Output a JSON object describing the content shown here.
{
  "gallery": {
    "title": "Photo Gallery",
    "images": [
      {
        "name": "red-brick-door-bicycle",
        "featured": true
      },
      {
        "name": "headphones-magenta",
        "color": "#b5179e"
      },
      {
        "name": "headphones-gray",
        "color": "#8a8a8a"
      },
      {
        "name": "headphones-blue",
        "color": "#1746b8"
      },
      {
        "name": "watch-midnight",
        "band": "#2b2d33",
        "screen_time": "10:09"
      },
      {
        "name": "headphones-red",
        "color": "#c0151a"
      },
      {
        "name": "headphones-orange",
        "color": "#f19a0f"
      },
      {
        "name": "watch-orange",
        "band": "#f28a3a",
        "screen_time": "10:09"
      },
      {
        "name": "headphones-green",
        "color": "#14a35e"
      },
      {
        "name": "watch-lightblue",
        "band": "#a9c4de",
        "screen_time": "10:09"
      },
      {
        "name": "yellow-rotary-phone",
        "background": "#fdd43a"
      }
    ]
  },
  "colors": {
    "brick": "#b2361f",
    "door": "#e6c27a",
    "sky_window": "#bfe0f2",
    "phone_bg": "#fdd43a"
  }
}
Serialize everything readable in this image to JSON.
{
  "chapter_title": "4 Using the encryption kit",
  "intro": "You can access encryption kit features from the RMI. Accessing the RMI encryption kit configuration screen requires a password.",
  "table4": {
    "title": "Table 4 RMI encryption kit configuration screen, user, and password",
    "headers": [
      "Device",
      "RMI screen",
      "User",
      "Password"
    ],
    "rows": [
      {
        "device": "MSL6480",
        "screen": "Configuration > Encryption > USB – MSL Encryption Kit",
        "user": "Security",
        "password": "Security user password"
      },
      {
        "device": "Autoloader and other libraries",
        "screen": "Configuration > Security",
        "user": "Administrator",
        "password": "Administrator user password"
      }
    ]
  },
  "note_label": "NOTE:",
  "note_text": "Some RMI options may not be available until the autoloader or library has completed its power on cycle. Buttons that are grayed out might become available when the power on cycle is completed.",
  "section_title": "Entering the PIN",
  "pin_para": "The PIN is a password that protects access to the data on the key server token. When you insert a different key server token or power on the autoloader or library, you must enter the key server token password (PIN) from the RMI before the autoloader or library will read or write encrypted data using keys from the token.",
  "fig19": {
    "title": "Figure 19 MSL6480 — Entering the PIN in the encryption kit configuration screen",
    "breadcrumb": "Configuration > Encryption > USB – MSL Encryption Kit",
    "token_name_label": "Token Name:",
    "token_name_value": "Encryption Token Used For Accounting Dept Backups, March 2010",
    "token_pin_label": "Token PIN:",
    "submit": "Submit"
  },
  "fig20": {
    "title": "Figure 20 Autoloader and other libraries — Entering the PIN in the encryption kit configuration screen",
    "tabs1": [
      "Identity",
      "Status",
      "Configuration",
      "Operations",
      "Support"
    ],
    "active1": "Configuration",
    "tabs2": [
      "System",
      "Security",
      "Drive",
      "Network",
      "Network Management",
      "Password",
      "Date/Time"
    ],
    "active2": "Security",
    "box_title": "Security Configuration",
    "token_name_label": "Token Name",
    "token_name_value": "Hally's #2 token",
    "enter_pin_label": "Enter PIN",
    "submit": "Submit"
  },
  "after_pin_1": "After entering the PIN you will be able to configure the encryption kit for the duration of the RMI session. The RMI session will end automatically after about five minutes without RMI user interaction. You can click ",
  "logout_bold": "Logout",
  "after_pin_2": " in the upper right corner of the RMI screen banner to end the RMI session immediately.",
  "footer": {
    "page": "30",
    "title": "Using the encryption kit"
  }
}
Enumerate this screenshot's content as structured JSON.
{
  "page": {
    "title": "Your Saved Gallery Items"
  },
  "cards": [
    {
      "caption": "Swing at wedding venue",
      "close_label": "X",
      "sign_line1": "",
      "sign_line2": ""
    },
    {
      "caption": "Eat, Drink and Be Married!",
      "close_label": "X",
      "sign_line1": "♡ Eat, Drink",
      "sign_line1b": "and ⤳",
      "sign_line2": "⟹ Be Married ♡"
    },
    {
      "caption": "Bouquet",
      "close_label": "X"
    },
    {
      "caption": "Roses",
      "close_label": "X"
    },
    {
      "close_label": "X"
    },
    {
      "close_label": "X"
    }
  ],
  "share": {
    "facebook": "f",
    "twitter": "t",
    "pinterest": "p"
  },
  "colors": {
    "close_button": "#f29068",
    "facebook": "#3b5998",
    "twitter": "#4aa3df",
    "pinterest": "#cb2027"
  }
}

══════════════════════════════

Given task: Filter the listing for the word "other" and copy every line that holds it.

Expected answer:
        "device": "Autoloader and other libraries",
    "title": "Figure 20 Autoloader and other libraries — Entering the PIN in the encryption kit configuration screen",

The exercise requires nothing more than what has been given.